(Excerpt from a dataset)
START

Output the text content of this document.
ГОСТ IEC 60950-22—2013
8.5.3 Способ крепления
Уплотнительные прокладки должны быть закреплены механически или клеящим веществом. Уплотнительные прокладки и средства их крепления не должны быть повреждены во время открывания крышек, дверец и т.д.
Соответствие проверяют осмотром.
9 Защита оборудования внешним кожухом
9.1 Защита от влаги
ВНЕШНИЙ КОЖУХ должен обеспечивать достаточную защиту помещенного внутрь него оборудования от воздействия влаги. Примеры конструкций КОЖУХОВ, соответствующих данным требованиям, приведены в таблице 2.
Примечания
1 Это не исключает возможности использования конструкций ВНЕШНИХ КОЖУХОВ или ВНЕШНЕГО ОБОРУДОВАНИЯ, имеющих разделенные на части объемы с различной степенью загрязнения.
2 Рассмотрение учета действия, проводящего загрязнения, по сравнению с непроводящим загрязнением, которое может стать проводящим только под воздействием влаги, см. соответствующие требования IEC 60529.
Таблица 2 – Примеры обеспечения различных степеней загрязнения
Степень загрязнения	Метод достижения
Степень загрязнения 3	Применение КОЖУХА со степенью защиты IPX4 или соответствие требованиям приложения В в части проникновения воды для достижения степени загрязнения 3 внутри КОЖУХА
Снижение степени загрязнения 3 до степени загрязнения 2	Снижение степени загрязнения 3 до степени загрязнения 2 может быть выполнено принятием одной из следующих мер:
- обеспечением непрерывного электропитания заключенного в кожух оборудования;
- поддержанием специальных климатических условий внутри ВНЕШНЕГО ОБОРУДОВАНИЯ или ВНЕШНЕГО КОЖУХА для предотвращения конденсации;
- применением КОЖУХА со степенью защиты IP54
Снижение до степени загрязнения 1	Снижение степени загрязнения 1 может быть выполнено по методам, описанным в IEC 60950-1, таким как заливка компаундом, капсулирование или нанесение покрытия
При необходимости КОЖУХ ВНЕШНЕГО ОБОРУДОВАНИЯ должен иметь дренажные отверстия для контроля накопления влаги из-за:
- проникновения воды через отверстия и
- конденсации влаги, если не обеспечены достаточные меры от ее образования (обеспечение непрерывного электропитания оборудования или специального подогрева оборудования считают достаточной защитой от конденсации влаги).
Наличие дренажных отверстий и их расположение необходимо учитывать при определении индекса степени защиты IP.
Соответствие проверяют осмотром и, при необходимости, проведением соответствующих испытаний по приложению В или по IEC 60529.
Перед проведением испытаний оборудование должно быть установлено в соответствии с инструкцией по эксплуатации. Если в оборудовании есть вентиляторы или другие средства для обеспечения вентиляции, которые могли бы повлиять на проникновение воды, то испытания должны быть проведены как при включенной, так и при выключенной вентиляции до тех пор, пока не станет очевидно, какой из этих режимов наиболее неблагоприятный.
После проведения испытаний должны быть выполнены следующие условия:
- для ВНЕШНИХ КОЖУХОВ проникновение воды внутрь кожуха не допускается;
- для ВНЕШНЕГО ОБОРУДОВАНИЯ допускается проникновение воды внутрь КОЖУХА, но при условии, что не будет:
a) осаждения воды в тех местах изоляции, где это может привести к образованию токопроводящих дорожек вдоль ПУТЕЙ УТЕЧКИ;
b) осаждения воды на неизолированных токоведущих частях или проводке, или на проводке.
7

END

Problem: Retype the entries exactly, including every line.

Completed task:
Output the text content of this document.
ГОСТ IEC 60950-22—2013
8.5.3 Способ крепления
Уплотнительные прокладки должны быть закреплены механически или клеящим веществом. Уплотнительные прокладки и средства их крепления не должны быть повреждены во время открывания крышек, дверец и т.д.
Соответствие проверяют осмотром.
9 Защита оборудования внешним кожухом
9.1 Защита от влаги
ВНЕШНИЙ КОЖУХ должен обеспечивать достаточную защиту помещенного внутрь него оборудования от воздействия влаги. Примеры конструкций КОЖУХОВ, соответствующих данным требованиям, приведены в таблице 2.
Примечания
1 Это не исключает возможности использования конструкций ВНЕШНИХ КОЖУХОВ или ВНЕШНЕГО ОБОРУДОВАНИЯ, имеющих разделенные на части объемы с различной степенью загрязнения.
2 Рассмотрение учета действия, проводящего загрязнения, по сравнению с непроводящим загрязнением, которое может стать проводящим только под воздействием влаги, см. соответствующие требования IEC 60529.
Таблица 2 – Примеры обеспечения различных степеней загрязнения
Степень загрязнения	Метод достижения
Степень загрязнения 3	Применение КОЖУХА со степенью защиты IPX4 или соответствие требованиям приложения В в части проникновения воды для достижения степени загрязнения 3 внутри КОЖУХА
Снижение степени загрязнения 3 до степени загрязнения 2	Снижение степени загрязнения 3 до степени загрязнения 2 может быть выполнено принятием одной из следующих мер:
- обеспечением непрерывного электропитания заключенного в кожух оборудования;
- поддержанием специальных климатических условий внутри ВНЕШНЕГО ОБОРУДОВАНИЯ или ВНЕШНЕГО КОЖУХА для предотвращения конденсации;
- применением КОЖУХА со степенью защиты IP54
Снижение до степени загрязнения 1	Снижение степени загрязнения 1 может быть выполнено по методам, описанным в IEC 60950-1, таким как заливка компаундом, капсулирование или нанесение покрытия
При необходимости КОЖУХ ВНЕШНЕГО ОБОРУДОВАНИЯ должен иметь дренажные отверстия для контроля накопления влаги из-за:
- проникновения воды через отверстия и
- конденсации влаги, если не обеспечены достаточные меры от ее образования (обеспечение непрерывного электропитания оборудования или специального подогрева оборудования считают достаточной защитой от конденсации влаги).
Наличие дренажных отверстий и их расположение необходимо учитывать при определении индекса степени защиты IP.
Соответствие проверяют осмотром и, при необходимости, проведением соответствующих испытаний по приложению В или по IEC 60529.
Перед проведением испытаний оборудование должно быть установлено в соответствии с инструкцией по эксплуатации. Если в оборудовании есть вентиляторы или другие средства для обеспечения вентиляции, которые могли бы повлиять на проникновение воды, то испытания должны быть проведены как при включенной, так и при выключенной вентиляции до тех пор, пока не станет очевидно, какой из этих режимов наиболее неблагоприятный.
После проведения испытаний должны быть выполнены следующие условия:
- для ВНЕШНИХ КОЖУХОВ проникновение воды внутрь кожуха не допускается;
- для ВНЕШНЕГО ОБОРУДОВАНИЯ допускается проникновение воды внутрь КОЖУХА, но при условии, что не будет:
a) осаждения воды в тех местах изоляции, где это может привести к образованию токопроводящих дорожек вдоль ПУТЕЙ УТЕЧКИ;
b) осаждения воды на неизолированных токоведущих частях или проводке, или на проводке.
7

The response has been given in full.